/---

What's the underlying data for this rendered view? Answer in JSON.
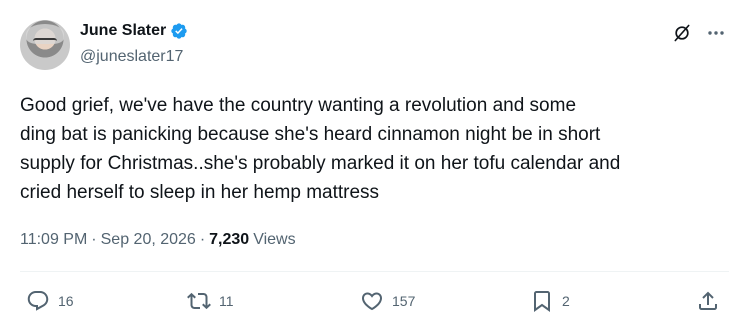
{
  "author": {
    "name": "June Slater",
    "handle": "@juneslater17",
    "verified_color": "#1d9bf0"
  },
  "tweet": {
    "text": "Good grief, we've have the country wanting a revolution and some\nding bat is panicking because she's heard cinnamon night be in short\nsupply for Christmas..she's probably marked it on her tofu calendar and\ncried herself to sleep in her hemp mattress",
    "time": "11:09 PM",
    "separator": "·",
    "date": "Sep 20, 2026",
    "views_count": "7,230",
    "views_label": "Views"
  },
  "actions": {
    "reply_count": "16",
    "retweet_count": "11",
    "like_count": "157",
    "bookmark_count": "2"
  },
  "icons": {
    "reply": "reply-icon",
    "retweet": "retweet-icon",
    "like": "heart-icon",
    "bookmark": "bookmark-icon",
    "share": "share-icon",
    "grok": "grok-icon",
    "more": "more-icon",
    "verified": "verified-badge-icon"
  }
}
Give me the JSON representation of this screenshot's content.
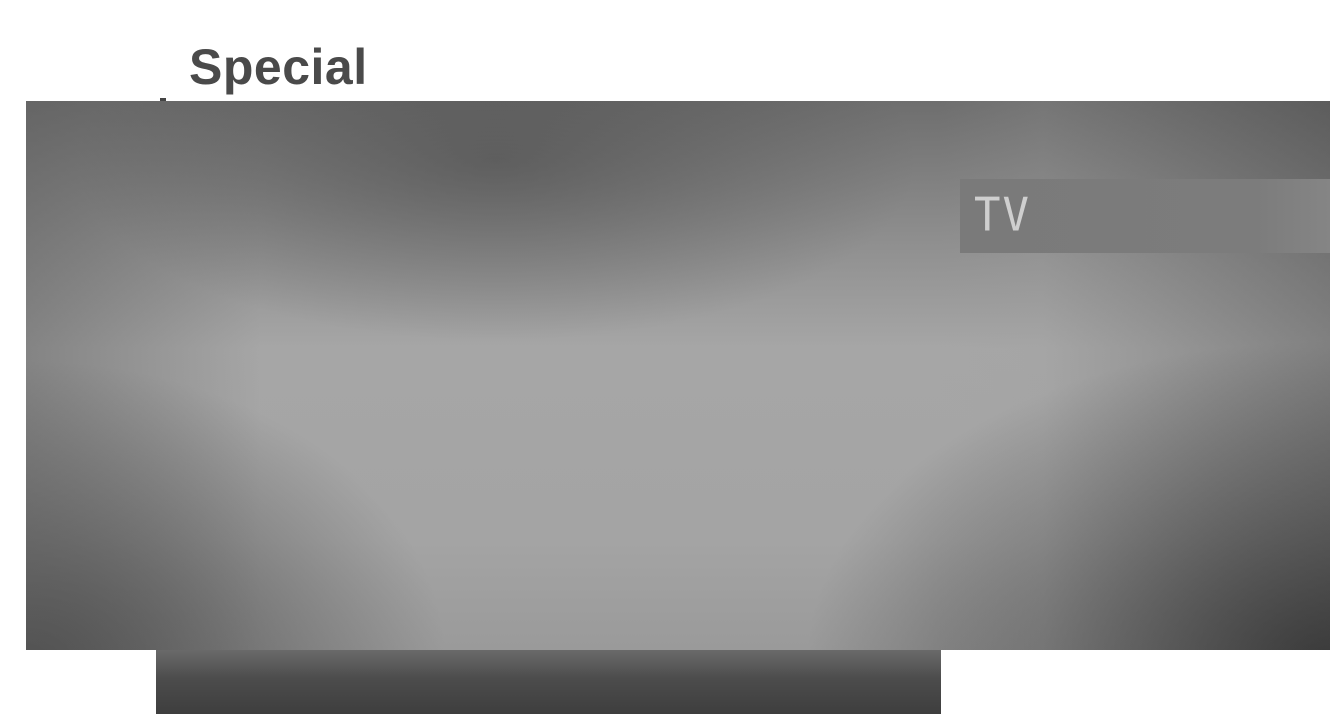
{
  "header": {
    "title": "Special"
  },
  "menu": {
    "selected_option": "TV"
  },
  "colors": {
    "title_text": "#4a4a4a",
    "screen_base": "#a6a6a6",
    "highlight": "#7a7a7a",
    "option_text": "#cfcfcf",
    "bottom_bar": "#4c4c4c"
  }
}
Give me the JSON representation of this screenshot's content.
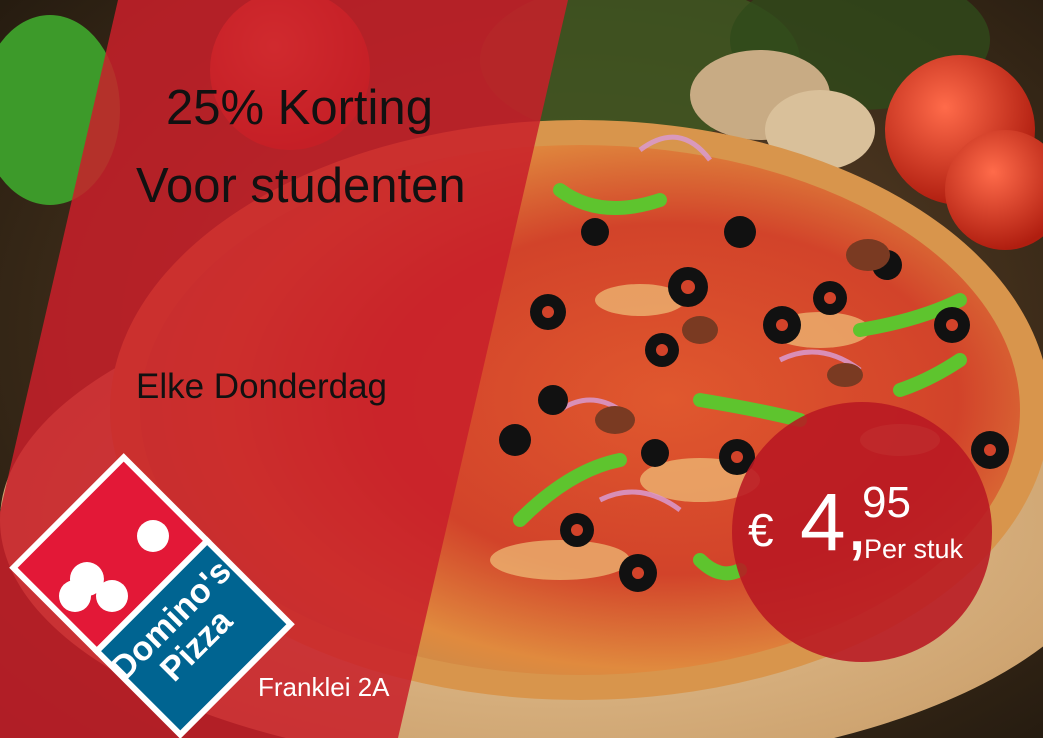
{
  "promo": {
    "headline_line1": "25% Korting",
    "headline_line2": "Voor studenten",
    "day": "Elke Donderdag"
  },
  "price": {
    "currency": "€",
    "whole": "4",
    "cents": "95",
    "unit": "Per stuk"
  },
  "brand": {
    "name_line1": "Domino's",
    "name_line2": "Pizza"
  },
  "location": {
    "address": "Franklei 2A"
  },
  "colors": {
    "banner_red": "#c8202a",
    "badge_red": "#b81822",
    "logo_red": "#e31837",
    "logo_blue": "#006491"
  },
  "icons": {
    "logo": "dominos-domino-tile-icon"
  }
}
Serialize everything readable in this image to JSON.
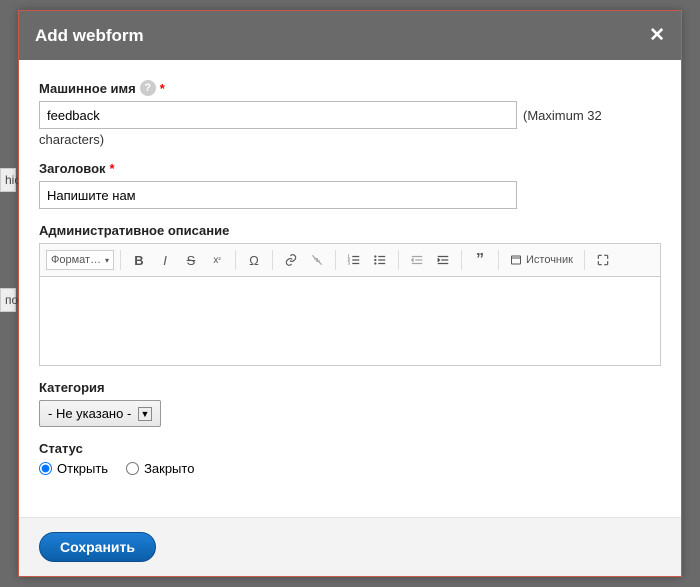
{
  "modal": {
    "title": "Add webform",
    "close": "✕"
  },
  "fields": {
    "machine_name": {
      "label": "Машинное имя",
      "value": "feedback",
      "hint_inline": "(Maximum 32",
      "hint_below": "characters)"
    },
    "title": {
      "label": "Заголовок",
      "value": "Напишите нам"
    },
    "description": {
      "label": "Административное описание"
    },
    "category": {
      "label": "Категория",
      "selected": "- Не указано -"
    },
    "status": {
      "label": "Статус",
      "open": "Открыть",
      "closed": "Закрыто"
    }
  },
  "toolbar": {
    "format": "Формат…",
    "source": "Источник"
  },
  "footer": {
    "save": "Сохранить"
  },
  "bg": {
    "left1": "hic",
    "left2": "по"
  }
}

\---

Task to carry out — Write the listing above out again exactly, dropping each image.

Answer to the task —
What's the underlying data for this rendered view? Answer in JSON.
{
  "author": {
    "name": "June Slater",
    "handle": "@juneslater17",
    "verified_color": "#1d9bf0"
  },
  "tweet": {
    "text": "Good grief, we've have the country wanting a revolution and some\nding bat is panicking because she's heard cinnamon night be in short\nsupply for Christmas..she's probably marked it on her tofu calendar and\ncried herself to sleep in her hemp mattress",
    "time": "11:09 PM",
    "separator": "·",
    "date": "Sep 20, 2026",
    "views_count": "7,230",
    "views_label": "Views"
  },
  "actions": {
    "reply_count": "16",
    "retweet_count": "11",
    "like_count": "157",
    "bookmark_count": "2"
  },
  "icons": {
    "reply": "reply-icon",
    "retweet": "retweet-icon",
    "like": "heart-icon",
    "bookmark": "bookmark-icon",
    "share": "share-icon",
    "grok": "grok-icon",
    "more": "more-icon",
    "verified": "verified-badge-icon"
  }
}
Give me the JSON representation of this screenshot's content.
{
  "header": {
    "title": "Special"
  },
  "menu": {
    "selected_option": "TV"
  },
  "colors": {
    "title_text": "#4a4a4a",
    "screen_base": "#a6a6a6",
    "highlight": "#7a7a7a",
    "option_text": "#cfcfcf",
    "bottom_bar": "#4c4c4c"
  }
}
Give me the JSON representation of this screenshot's content.
{
  "promo": {
    "headline_line1": "25% Korting",
    "headline_line2": "Voor studenten",
    "day": "Elke Donderdag"
  },
  "price": {
    "currency": "€",
    "whole": "4",
    "cents": "95",
    "unit": "Per stuk"
  },
  "brand": {
    "name_line1": "Domino's",
    "name_line2": "Pizza"
  },
  "location": {
    "address": "Franklei 2A"
  },
  "colors": {
    "banner_red": "#c8202a",
    "badge_red": "#b81822",
    "logo_red": "#e31837",
    "logo_blue": "#006491"
  },
  "icons": {
    "logo": "dominos-domino-tile-icon"
  }
}
Serialize everything readable in this image to JSON.
{
  "modal": {
    "title": "Add webform",
    "close": "✕"
  },
  "fields": {
    "machine_name": {
      "label": "Машинное имя",
      "value": "feedback",
      "hint_inline": "(Maximum 32",
      "hint_below": "characters)"
    },
    "title": {
      "label": "Заголовок",
      "value": "Напишите нам"
    },
    "description": {
      "label": "Административное описание"
    },
    "category": {
      "label": "Категория",
      "selected": "- Не указано -"
    },
    "status": {
      "label": "Статус",
      "open": "Открыть",
      "closed": "Закрыто"
    }
  },
  "toolbar": {
    "format": "Формат…",
    "source": "Источник"
  },
  "footer": {
    "save": "Сохранить"
  },
  "bg": {
    "left1": "hic",
    "left2": "по"
  }
}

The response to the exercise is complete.